Saved entries:
::::::
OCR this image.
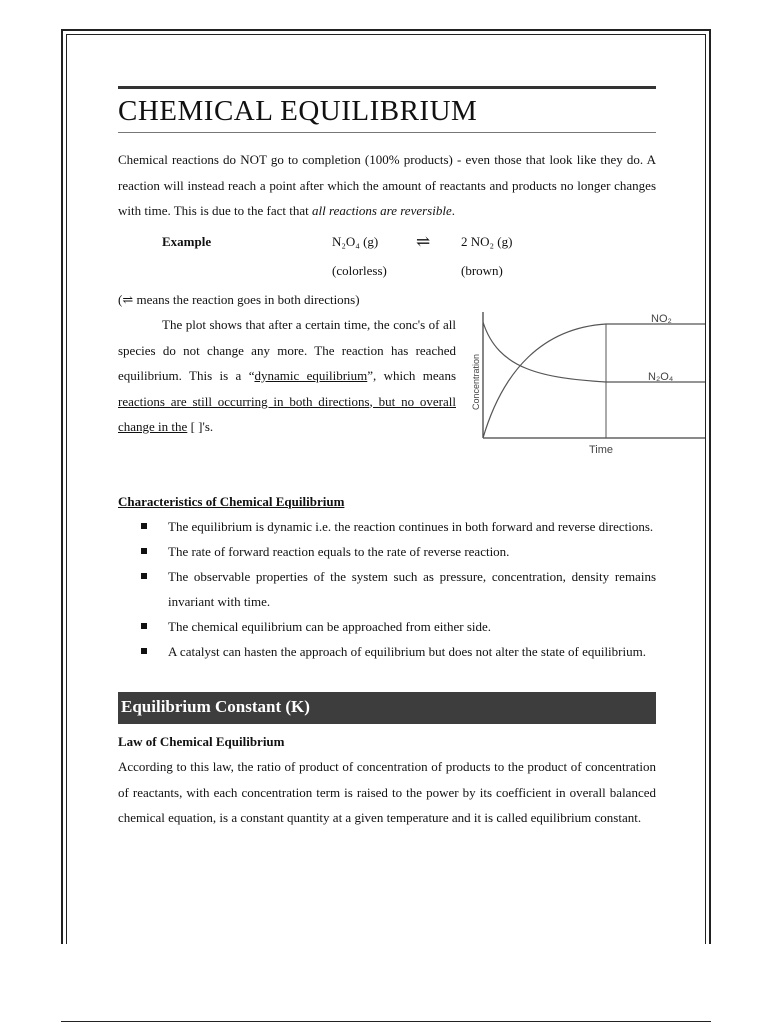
CHEMICAL EQUILIBRIUM

Chemical reactions do NOT go to completion (100% products) - even those that look like they do. A reaction will instead reach a point after which the amount of reactants and products no longer changes with time. This is due to the fact that all reactions are reversible.

Example	N₂O₄ (g) ⇌ 2 NO₂ (g)
(colorless)	(brown)

(⇌ means the reaction goes in both directions)

The plot shows that after a certain time, the conc's of all species do not change any more. The reaction has reached equilibrium. This is a “dynamic equilibrium”, which means reactions are still occurring in both directions, but no overall change in the [ ]'s.

NO₂
N₂O₄
Time
Concentration
Characteristics of Chemical Equilibrium
The equilibrium is dynamic i.e. the reaction continues in both forward and reverse directions.
The rate of forward reaction equals to the rate of reverse reaction.
The observable properties of the system such as pressure, concentration, density remains invariant with time.
The chemical equilibrium can be approached from either side.
A catalyst can hasten the approach of equilibrium but does not alter the state of equilibrium.
Equilibrium Constant (K)
Law of Chemical Equilibrium

According to this law, the ratio of product of concentration of products to the product of concentration of reactants, with each concentration term is raised to the power by its coefficient in overall balanced chemical equation, is a constant quantity at a given temperature and it is called equilibrium constant.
::::::
(WHAT THIS TASK INVOLVES):
For the listing above, identify each line bearing "both".

(RESPONSE):
(⇌ means the reaction goes in both directions)
The plot shows that after a certain time, the conc's of all species do not change any more. The reaction has reached equilibrium. This is a “dynamic equilibrium”, which means reactions are still occurring in both directions, but no overall change in the [ ]'s.
The equilibrium is dynamic i.e. the reaction continues in both forward and reverse directions.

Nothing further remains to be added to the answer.